Set problem: Every line below that includes "room" counts toward the total. Report that total alone.

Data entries
/---
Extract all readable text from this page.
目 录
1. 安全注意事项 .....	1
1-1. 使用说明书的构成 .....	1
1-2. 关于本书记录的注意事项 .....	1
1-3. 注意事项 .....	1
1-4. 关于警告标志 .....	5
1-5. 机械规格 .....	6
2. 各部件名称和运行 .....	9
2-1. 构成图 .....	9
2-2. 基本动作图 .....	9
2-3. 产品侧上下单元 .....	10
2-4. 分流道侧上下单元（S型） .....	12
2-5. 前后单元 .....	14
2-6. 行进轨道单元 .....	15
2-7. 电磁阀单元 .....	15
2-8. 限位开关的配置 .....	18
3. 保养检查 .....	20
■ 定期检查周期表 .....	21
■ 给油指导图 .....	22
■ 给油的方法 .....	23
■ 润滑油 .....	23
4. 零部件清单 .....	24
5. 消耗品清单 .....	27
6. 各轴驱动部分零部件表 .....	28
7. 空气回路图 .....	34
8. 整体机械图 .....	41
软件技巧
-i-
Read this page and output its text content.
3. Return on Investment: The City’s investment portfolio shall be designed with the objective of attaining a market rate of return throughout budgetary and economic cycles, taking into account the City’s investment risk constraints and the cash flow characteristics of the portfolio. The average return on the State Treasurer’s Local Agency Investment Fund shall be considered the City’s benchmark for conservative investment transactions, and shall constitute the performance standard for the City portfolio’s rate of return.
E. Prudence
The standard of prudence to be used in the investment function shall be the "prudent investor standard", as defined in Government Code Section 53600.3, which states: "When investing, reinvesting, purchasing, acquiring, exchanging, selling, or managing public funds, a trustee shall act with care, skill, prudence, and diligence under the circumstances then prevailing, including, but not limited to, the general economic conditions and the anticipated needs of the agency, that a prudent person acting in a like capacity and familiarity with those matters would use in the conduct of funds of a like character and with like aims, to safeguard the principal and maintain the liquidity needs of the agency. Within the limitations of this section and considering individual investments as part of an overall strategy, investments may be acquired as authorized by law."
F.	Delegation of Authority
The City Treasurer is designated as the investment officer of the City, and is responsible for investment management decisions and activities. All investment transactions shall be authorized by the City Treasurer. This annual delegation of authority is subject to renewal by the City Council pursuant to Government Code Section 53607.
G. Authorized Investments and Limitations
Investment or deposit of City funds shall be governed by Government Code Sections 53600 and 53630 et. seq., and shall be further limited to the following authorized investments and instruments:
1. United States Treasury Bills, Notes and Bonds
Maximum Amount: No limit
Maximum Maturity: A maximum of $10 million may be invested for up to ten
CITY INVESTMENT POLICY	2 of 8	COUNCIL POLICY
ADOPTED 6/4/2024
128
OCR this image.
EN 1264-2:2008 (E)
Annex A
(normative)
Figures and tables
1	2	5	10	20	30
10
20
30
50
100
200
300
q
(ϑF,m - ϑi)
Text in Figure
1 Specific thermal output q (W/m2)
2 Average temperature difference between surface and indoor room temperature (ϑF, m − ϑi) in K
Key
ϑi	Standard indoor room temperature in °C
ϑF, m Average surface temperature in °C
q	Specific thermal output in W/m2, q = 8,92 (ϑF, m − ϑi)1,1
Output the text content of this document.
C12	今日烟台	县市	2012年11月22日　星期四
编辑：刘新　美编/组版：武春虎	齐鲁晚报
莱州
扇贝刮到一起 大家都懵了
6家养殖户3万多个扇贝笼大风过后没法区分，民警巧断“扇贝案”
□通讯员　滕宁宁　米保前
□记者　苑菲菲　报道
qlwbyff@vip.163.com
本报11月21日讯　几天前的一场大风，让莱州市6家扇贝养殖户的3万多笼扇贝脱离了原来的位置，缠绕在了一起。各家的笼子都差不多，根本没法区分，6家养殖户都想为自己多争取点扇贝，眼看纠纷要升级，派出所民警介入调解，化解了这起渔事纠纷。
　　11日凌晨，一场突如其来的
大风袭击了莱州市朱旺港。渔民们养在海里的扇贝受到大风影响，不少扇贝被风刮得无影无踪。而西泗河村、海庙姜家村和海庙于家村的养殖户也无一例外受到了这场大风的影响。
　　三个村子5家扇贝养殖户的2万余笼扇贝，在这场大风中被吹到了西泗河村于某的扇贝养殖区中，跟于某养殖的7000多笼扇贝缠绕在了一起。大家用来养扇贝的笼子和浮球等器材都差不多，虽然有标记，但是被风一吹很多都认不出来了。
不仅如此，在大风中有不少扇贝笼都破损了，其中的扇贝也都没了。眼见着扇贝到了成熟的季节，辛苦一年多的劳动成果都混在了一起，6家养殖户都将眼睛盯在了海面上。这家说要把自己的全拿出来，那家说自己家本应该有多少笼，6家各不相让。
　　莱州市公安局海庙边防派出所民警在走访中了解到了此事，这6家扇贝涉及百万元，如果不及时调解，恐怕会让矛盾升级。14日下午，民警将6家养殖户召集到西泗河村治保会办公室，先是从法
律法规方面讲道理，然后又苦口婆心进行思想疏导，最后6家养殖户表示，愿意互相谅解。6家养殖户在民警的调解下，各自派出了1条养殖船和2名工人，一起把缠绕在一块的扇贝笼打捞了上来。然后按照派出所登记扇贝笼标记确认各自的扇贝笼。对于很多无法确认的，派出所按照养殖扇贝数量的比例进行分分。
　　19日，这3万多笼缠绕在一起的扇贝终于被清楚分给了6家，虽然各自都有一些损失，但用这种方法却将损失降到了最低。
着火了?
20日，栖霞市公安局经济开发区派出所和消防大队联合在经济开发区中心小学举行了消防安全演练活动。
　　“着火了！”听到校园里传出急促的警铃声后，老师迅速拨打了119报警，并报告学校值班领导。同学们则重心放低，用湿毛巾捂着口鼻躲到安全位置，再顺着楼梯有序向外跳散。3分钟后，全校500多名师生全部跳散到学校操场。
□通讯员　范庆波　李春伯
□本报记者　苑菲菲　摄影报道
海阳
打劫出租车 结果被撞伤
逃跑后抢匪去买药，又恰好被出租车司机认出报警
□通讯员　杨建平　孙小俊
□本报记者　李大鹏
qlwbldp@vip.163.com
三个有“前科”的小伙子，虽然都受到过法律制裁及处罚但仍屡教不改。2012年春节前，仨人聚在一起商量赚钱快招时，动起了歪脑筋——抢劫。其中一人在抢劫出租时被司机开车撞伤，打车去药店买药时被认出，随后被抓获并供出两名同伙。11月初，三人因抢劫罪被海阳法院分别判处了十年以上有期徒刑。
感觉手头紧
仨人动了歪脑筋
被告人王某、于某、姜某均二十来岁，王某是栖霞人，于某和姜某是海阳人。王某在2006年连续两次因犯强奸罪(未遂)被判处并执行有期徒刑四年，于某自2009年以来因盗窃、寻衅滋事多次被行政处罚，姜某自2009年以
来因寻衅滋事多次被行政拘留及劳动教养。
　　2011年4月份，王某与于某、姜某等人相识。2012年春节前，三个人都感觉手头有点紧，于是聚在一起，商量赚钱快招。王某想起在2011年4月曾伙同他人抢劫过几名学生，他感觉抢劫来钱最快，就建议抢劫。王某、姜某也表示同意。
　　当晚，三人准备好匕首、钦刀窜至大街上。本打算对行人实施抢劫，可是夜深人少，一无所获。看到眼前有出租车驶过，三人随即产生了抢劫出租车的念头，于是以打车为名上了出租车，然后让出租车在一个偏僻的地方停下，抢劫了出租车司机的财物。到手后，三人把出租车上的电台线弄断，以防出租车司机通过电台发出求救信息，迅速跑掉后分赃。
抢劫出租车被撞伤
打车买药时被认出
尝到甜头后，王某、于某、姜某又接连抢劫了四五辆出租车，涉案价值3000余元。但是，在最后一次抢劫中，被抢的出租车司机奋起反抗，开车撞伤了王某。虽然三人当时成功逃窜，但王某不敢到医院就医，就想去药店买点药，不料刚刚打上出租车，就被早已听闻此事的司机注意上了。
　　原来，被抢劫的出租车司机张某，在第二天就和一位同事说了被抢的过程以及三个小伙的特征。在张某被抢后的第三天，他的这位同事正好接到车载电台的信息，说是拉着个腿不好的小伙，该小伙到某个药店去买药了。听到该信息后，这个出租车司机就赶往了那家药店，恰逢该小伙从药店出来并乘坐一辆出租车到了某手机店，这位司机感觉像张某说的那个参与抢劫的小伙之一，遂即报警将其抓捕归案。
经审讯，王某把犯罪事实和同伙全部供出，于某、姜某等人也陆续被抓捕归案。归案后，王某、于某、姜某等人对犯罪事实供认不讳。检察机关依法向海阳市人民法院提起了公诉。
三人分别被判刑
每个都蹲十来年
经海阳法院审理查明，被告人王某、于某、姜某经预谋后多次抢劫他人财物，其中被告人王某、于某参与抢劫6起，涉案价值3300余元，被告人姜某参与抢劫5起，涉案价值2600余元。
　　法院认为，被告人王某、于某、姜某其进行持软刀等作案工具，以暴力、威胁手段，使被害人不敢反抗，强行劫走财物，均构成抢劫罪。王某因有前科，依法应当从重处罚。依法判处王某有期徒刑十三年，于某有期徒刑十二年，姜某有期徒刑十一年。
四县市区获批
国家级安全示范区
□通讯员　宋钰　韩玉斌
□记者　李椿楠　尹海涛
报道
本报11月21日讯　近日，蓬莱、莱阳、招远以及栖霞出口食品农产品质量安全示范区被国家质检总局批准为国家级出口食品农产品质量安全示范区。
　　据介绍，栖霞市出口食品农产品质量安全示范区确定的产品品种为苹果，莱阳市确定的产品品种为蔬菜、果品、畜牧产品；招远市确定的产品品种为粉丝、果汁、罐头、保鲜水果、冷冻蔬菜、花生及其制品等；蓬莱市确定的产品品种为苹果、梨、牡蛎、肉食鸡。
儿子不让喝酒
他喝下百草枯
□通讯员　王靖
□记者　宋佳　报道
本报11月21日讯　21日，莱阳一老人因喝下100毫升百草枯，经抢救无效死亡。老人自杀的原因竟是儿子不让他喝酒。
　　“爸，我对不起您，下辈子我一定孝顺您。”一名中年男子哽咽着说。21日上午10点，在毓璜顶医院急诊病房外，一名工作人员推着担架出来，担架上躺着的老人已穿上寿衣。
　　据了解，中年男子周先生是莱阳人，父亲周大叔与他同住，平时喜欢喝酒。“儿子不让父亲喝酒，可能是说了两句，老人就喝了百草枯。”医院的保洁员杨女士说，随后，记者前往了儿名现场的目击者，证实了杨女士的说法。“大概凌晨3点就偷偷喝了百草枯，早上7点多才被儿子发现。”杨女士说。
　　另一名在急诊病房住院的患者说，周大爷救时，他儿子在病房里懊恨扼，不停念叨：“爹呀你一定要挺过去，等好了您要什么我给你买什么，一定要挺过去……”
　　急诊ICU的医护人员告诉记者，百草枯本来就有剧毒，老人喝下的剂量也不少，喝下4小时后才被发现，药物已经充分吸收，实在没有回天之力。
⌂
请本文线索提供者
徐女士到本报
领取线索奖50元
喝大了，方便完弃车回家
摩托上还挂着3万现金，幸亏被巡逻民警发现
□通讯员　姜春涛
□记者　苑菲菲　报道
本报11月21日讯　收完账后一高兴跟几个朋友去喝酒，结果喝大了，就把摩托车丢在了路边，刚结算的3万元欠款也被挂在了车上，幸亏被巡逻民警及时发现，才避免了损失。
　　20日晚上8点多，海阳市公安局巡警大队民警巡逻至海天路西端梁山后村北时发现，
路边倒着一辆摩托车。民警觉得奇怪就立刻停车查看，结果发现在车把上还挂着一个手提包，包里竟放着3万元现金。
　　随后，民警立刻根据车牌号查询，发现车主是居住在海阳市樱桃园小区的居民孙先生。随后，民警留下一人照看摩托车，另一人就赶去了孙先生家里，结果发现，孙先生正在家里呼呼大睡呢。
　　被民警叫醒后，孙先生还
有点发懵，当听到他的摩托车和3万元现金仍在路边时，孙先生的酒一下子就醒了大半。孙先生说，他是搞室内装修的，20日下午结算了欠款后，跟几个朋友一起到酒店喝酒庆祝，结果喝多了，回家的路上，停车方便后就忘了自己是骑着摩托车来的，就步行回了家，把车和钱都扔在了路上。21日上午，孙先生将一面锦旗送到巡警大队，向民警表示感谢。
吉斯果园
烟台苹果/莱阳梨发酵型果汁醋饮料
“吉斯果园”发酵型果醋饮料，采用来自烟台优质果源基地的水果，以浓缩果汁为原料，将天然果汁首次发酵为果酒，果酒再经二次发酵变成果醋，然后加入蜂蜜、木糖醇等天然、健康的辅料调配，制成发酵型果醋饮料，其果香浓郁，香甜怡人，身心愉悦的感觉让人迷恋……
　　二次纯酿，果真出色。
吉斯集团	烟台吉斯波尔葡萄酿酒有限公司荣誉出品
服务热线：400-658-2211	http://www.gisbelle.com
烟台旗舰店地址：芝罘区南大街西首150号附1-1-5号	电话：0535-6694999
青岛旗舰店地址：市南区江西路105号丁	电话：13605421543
\---
Result of this exercise: 2